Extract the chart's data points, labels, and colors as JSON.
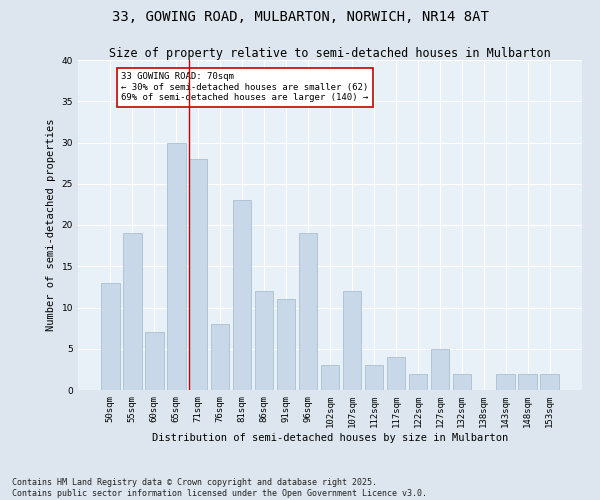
{
  "title": "33, GOWING ROAD, MULBARTON, NORWICH, NR14 8AT",
  "subtitle": "Size of property relative to semi-detached houses in Mulbarton",
  "xlabel": "Distribution of semi-detached houses by size in Mulbarton",
  "ylabel": "Number of semi-detached properties",
  "categories": [
    "50sqm",
    "55sqm",
    "60sqm",
    "65sqm",
    "71sqm",
    "76sqm",
    "81sqm",
    "86sqm",
    "91sqm",
    "96sqm",
    "102sqm",
    "107sqm",
    "112sqm",
    "117sqm",
    "122sqm",
    "127sqm",
    "132sqm",
    "138sqm",
    "143sqm",
    "148sqm",
    "153sqm"
  ],
  "values": [
    13,
    19,
    7,
    30,
    28,
    8,
    23,
    12,
    11,
    19,
    3,
    12,
    3,
    4,
    2,
    5,
    2,
    0,
    2,
    2,
    2
  ],
  "bar_color": "#c8d8e8",
  "bar_edge_color": "#a0b8cc",
  "highlight_index": 4,
  "highlight_line_color": "#cc0000",
  "annotation_text": "33 GOWING ROAD: 70sqm\n← 30% of semi-detached houses are smaller (62)\n69% of semi-detached houses are larger (140) →",
  "annotation_box_color": "#ffffff",
  "annotation_box_edge_color": "#cc0000",
  "ylim": [
    0,
    40
  ],
  "yticks": [
    0,
    5,
    10,
    15,
    20,
    25,
    30,
    35,
    40
  ],
  "footnote": "Contains HM Land Registry data © Crown copyright and database right 2025.\nContains public sector information licensed under the Open Government Licence v3.0.",
  "bg_color": "#dde6ef",
  "plot_bg_color": "#e8f0f8",
  "title_fontsize": 10,
  "subtitle_fontsize": 8.5,
  "axis_label_fontsize": 7.5,
  "tick_fontsize": 6.5,
  "footnote_fontsize": 6.0
}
==========
[The problem]
What count of lines in the listing contain the word "detached"? Reply with the number only.

[Correct response]
4